[Records from a data source]
[start]

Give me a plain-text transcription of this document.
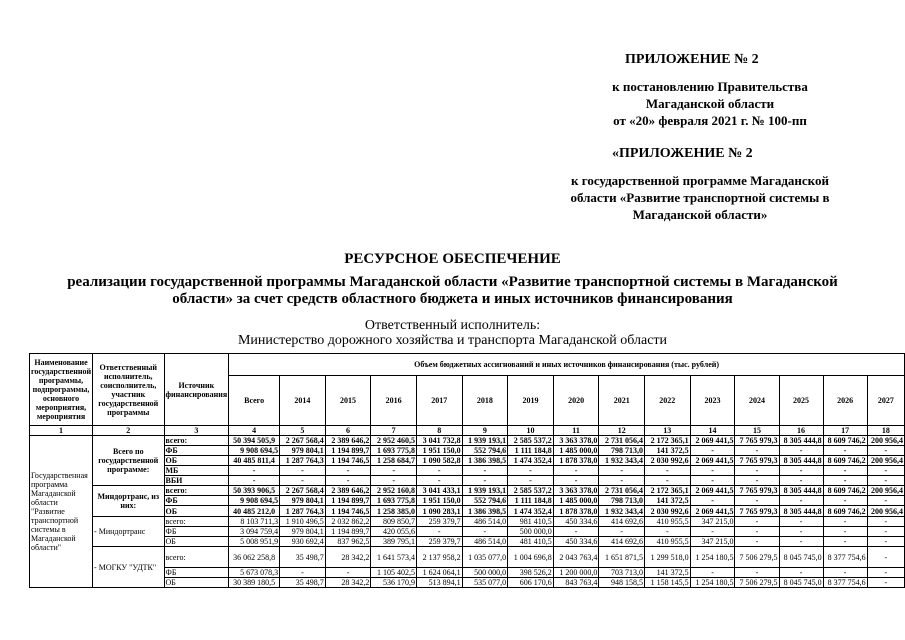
ПРИЛОЖЕНИЕ № 2
к постановлению Правительства
Магаданской области
от «20» февраля 2021 г. № 100-пп
«ПРИЛОЖЕНИЕ № 2
к государственной программе Магаданской
области «Развитие транспортной системы в
Магаданской области»
РЕСУРСНОЕ ОБЕСПЕЧЕНИЕ
реализации государственной программы Магаданской области «Развитие транспортной системы в Магаданской области» за счет средств областного бюджета и иных источников финансирования
Ответственный исполнитель:
Министерство дорожного хозяйства и транспорта Магаданской области
Наименование государственной программы, подпрограммы, основного мероприятия, мероприятия	Ответственный исполнитель, соисполнитель, участник государственной программы	Источник финансирования	Объем бюджетных ассигнований и иных источников финансирования (тыс. рублей)														
			Всего	2014	2015	2016	2017	2018	2019	2020	2021	2022	2023	2024	2025	2026	2027
1	2	3	4	5	6	7	8	9	10	11	12	13	14	15	16	17	18
Государственная программа Магаданской области "Развитие транспортной системы в Магаданской области"	Всего по государственной программе:	всего:	50 394 505,9	2 267 568,4	2 389 646,2	2 952 460,5	3 041 732,8	1 939 193,1	2 585 537,2	3 363 378,0	2 731 056,4	2 172 365,1	2 069 441,5	7 765 979,3	8 305 444,8	8 609 746,2	200 956,4
		ФБ	9 908 694,5	979 804,1	1 194 899,7	1 693 775,8	1 951 150,0	552 794,6	1 111 184,8	1 485 000,0	798 713,0	141 372,5	-	-	-	-	-
		ОБ	40 485 811,4	1 287 764,3	1 194 746,5	1 258 684,7	1 090 582,8	1 386 398,5	1 474 352,4	1 878 378,0	1 932 343,4	2 030 992,6	2 069 441,5	7 765 979,3	8 305 444,8	8 609 746,2	200 956,4
		МБ	-	-	-	-	-	-	-	-	-	-	-	-	-	-	-
		ВБИ	-	-	-	-	-	-	-	-	-	-	-	-	-	-	-
	Миндортранс, из них:	всего:	50 393 906,5	2 267 568,4	2 389 646,2	2 952 160,8	3 041 433,1	1 939 193,1	2 585 537,2	3 363 378,0	2 731 056,4	2 172 365,1	2 069 441,5	7 765 979,3	8 305 444,8	8 609 746,2	200 956,4
		ФБ	9 908 694,5	979 804,1	1 194 899,7	1 693 775,8	1 951 150,0	552 794,6	1 111 184,8	1 485 000,0	798 713,0	141 372,5	-	-	-	-	-
		ОБ	40 485 212,0	1 287 764,3	1 194 746,5	1 258 385,0	1 090 283,1	1 386 398,5	1 474 352,4	1 878 378,0	1 932 343,4	2 030 992,6	2 069 441,5	7 765 979,3	8 305 444,8	8 609 746,2	200 956,4
	- Миндортранс	всего:	8 103 711,3	1 910 496,5	2 032 862,2	809 850,7	259 379,7	486 514,0	981 410,5	450 334,6	414 692,6	410 955,5	347 215,0	-	-	-	-
		ФБ	3 094 759,4	979 804,1	1 194 899,7	420 055,6	-	-	500 000,0	-	-	-	-	-	-	-	-
		ОБ	5 008 951,9	930 692,4	837 962,5	389 795,1	259 379,7	486 514,0	481 410,5	450 334,6	414 692,6	410 955,5	347 215,0	-	-	-	-
	- МОГКУ "УДТК"	всего:	36 062 258,8	35 498,7	28 342,2	1 641 573,4	2 137 958,2	1 035 077,0	1 004 696,8	2 043 763,4	1 651 871,5	1 299 518,0	1 254 180,5	7 506 279,5	8 045 745,0	8 377 754,6	-
		ФБ	5 673 078,3	-	-	1 105 402,5	1 624 064,1	500 000,0	398 526,2	1 200 000,0	703 713,0	141 372,5	-	-	-	-	-
		ОБ	30 389 180,5	35 498,7	28 342,2	536 170,9	513 894,1	535 077,0	606 170,6	843 763,4	948 158,5	1 158 145,5	1 254 180,5	7 506 279,5	8 045 745,0	8 377 754,6	-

[end]

## Prompt
Among the lines above, count those containing the word "исполнитель" and give nothing but the result.

## Completed task
2